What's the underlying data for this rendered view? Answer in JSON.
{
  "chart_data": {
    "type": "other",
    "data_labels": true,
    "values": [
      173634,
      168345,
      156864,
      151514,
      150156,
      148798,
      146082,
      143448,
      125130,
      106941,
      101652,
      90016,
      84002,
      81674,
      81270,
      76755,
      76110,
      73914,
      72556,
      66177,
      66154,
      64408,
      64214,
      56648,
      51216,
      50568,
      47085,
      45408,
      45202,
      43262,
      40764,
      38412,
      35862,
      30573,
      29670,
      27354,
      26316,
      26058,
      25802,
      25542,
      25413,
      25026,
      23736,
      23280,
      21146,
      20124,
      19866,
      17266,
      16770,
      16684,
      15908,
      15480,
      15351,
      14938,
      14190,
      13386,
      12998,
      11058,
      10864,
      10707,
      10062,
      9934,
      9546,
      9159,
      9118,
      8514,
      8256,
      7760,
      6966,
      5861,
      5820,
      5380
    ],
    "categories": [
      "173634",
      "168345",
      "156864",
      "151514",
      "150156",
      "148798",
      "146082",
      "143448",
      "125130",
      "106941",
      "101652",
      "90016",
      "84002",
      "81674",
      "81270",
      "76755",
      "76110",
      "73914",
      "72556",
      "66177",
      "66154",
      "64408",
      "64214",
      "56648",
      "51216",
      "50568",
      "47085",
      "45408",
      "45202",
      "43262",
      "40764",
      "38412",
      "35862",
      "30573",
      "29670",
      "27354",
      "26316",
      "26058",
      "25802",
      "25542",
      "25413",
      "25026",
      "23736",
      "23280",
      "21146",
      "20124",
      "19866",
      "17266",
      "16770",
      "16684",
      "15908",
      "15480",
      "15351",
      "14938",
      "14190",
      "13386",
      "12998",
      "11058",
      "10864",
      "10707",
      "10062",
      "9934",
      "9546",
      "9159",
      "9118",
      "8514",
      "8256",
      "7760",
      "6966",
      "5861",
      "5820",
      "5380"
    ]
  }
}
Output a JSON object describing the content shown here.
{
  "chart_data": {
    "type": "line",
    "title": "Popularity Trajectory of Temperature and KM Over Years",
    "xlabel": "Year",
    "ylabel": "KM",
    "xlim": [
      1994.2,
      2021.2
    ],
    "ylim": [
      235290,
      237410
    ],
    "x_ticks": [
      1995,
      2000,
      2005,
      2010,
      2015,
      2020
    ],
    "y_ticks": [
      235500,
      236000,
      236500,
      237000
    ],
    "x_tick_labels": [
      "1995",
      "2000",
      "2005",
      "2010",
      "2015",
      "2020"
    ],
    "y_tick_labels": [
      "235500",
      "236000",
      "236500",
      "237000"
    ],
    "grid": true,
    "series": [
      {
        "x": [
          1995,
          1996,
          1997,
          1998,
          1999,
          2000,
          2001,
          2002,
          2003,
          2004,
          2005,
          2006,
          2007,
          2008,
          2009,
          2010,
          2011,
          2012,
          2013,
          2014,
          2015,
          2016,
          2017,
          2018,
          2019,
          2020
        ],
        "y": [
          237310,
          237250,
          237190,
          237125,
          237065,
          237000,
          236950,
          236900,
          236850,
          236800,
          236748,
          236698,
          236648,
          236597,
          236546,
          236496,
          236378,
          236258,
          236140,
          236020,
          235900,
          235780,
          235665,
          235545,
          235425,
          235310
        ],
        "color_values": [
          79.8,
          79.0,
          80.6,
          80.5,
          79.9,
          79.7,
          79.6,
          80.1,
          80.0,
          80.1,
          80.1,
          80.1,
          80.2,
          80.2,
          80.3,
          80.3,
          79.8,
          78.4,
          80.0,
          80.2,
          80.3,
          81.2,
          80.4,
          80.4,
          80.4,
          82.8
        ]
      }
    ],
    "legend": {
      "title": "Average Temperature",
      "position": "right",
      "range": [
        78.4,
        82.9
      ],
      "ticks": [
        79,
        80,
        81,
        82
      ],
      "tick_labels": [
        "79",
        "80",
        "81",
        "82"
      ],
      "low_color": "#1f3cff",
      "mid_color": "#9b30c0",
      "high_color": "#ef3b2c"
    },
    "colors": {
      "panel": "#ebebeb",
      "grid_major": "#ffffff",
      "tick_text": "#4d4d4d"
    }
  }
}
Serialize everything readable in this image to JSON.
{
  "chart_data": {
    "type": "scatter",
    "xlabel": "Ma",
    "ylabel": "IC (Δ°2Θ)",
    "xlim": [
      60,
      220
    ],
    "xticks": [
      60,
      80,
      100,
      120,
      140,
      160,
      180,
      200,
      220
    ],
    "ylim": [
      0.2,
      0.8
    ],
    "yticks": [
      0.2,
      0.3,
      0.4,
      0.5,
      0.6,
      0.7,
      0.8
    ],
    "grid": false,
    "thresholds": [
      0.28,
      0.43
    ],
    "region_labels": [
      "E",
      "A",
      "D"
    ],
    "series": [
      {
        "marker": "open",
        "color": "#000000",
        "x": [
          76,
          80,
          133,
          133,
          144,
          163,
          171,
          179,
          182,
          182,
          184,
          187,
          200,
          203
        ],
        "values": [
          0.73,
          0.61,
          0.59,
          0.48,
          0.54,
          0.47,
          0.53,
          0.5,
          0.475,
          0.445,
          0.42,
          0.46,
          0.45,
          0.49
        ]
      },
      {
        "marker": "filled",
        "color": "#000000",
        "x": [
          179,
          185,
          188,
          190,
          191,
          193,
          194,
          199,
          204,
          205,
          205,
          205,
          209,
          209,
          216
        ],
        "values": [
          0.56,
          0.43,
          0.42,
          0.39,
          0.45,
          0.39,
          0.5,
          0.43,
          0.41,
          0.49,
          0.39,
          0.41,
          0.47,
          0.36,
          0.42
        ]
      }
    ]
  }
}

* * * * * * * * *

**Goal of the exercise**
Copy out the full material exactly as it appears.

**Solution for this exercise**
What's the underlying data for this rendered view? Answer in JSON.
{
  "chart_data": {
    "type": "other",
    "data_labels": true,
    "values": [
      173634,
      168345,
      156864,
      151514,
      150156,
      148798,
      146082,
      143448,
      125130,
      106941,
      101652,
      90016,
      84002,
      81674,
      81270,
      76755,
      76110,
      73914,
      72556,
      66177,
      66154,
      64408,
      64214,
      56648,
      51216,
      50568,
      47085,
      45408,
      45202,
      43262,
      40764,
      38412,
      35862,
      30573,
      29670,
      27354,
      26316,
      26058,
      25802,
      25542,
      25413,
      25026,
      23736,
      23280,
      21146,
      20124,
      19866,
      17266,
      16770,
      16684,
      15908,
      15480,
      15351,
      14938,
      14190,
      13386,
      12998,
      11058,
      10864,
      10707,
      10062,
      9934,
      9546,
      9159,
      9118,
      8514,
      8256,
      7760,
      6966,
      5861,
      5820,
      5380
    ],
    "categories": [
      "173634",
      "168345",
      "156864",
      "151514",
      "150156",
      "148798",
      "146082",
      "143448",
      "125130",
      "106941",
      "101652",
      "90016",
      "84002",
      "81674",
      "81270",
      "76755",
      "76110",
      "73914",
      "72556",
      "66177",
      "66154",
      "64408",
      "64214",
      "56648",
      "51216",
      "50568",
      "47085",
      "45408",
      "45202",
      "43262",
      "40764",
      "38412",
      "35862",
      "30573",
      "29670",
      "27354",
      "26316",
      "26058",
      "25802",
      "25542",
      "25413",
      "25026",
      "23736",
      "23280",
      "21146",
      "20124",
      "19866",
      "17266",
      "16770",
      "16684",
      "15908",
      "15480",
      "15351",
      "14938",
      "14190",
      "13386",
      "12998",
      "11058",
      "10864",
      "10707",
      "10062",
      "9934",
      "9546",
      "9159",
      "9118",
      "8514",
      "8256",
      "7760",
      "6966",
      "5861",
      "5820",
      "5380"
    ]
  }
}
Output a JSON object describing the content shown here.
{
  "chart_data": {
    "type": "line",
    "title": "Popularity Trajectory of Temperature and KM Over Years",
    "xlabel": "Year",
    "ylabel": "KM",
    "xlim": [
      1994.2,
      2021.2
    ],
    "ylim": [
      235290,
      237410
    ],
    "x_ticks": [
      1995,
      2000,
      2005,
      2010,
      2015,
      2020
    ],
    "y_ticks": [
      235500,
      236000,
      236500,
      237000
    ],
    "x_tick_labels": [
      "1995",
      "2000",
      "2005",
      "2010",
      "2015",
      "2020"
    ],
    "y_tick_labels": [
      "235500",
      "236000",
      "236500",
      "237000"
    ],
    "grid": true,
    "series": [
      {
        "x": [
          1995,
          1996,
          1997,
          1998,
          1999,
          2000,
          2001,
          2002,
          2003,
          2004,
          2005,
          2006,
          2007,
          2008,
          2009,
          2010,
          2011,
          2012,
          2013,
          2014,
          2015,
          2016,
          2017,
          2018,
          2019,
          2020
        ],
        "y": [
          237310,
          237250,
          237190,
          237125,
          237065,
          237000,
          236950,
          236900,
          236850,
          236800,
          236748,
          236698,
          236648,
          236597,
          236546,
          236496,
          236378,
          236258,
          236140,
          236020,
          235900,
          235780,
          235665,
          235545,
          235425,
          235310
        ],
        "color_values": [
          79.8,
          79.0,
          80.6,
          80.5,
          79.9,
          79.7,
          79.6,
          80.1,
          80.0,
          80.1,
          80.1,
          80.1,
          80.2,
          80.2,
          80.3,
          80.3,
          79.8,
          78.4,
          80.0,
          80.2,
          80.3,
          81.2,
          80.4,
          80.4,
          80.4,
          82.8
        ]
      }
    ],
    "legend": {
      "title": "Average Temperature",
      "position": "right",
      "range": [
        78.4,
        82.9
      ],
      "ticks": [
        79,
        80,
        81,
        82
      ],
      "tick_labels": [
        "79",
        "80",
        "81",
        "82"
      ],
      "low_color": "#1f3cff",
      "mid_color": "#9b30c0",
      "high_color": "#ef3b2c"
    },
    "colors": {
      "panel": "#ebebeb",
      "grid_major": "#ffffff",
      "tick_text": "#4d4d4d"
    }
  }
}
Serialize everything readable in this image to JSON.
{
  "chart_data": {
    "type": "scatter",
    "xlabel": "Ma",
    "ylabel": "IC (Δ°2Θ)",
    "xlim": [
      60,
      220
    ],
    "xticks": [
      60,
      80,
      100,
      120,
      140,
      160,
      180,
      200,
      220
    ],
    "ylim": [
      0.2,
      0.8
    ],
    "yticks": [
      0.2,
      0.3,
      0.4,
      0.5,
      0.6,
      0.7,
      0.8
    ],
    "grid": false,
    "thresholds": [
      0.28,
      0.43
    ],
    "region_labels": [
      "E",
      "A",
      "D"
    ],
    "series": [
      {
        "marker": "open",
        "color": "#000000",
        "x": [
          76,
          80,
          133,
          133,
          144,
          163,
          171,
          179,
          182,
          182,
          184,
          187,
          200,
          203
        ],
        "values": [
          0.73,
          0.61,
          0.59,
          0.48,
          0.54,
          0.47,
          0.53,
          0.5,
          0.475,
          0.445,
          0.42,
          0.46,
          0.45,
          0.49
        ]
      },
      {
        "marker": "filled",
        "color": "#000000",
        "x": [
          179,
          185,
          188,
          190,
          191,
          193,
          194,
          199,
          204,
          205,
          205,
          205,
          209,
          209,
          216
        ],
        "values": [
          0.56,
          0.43,
          0.42,
          0.39,
          0.45,
          0.39,
          0.5,
          0.43,
          0.41,
          0.49,
          0.39,
          0.41,
          0.47,
          0.36,
          0.42
        ]
      }
    ]
  }
}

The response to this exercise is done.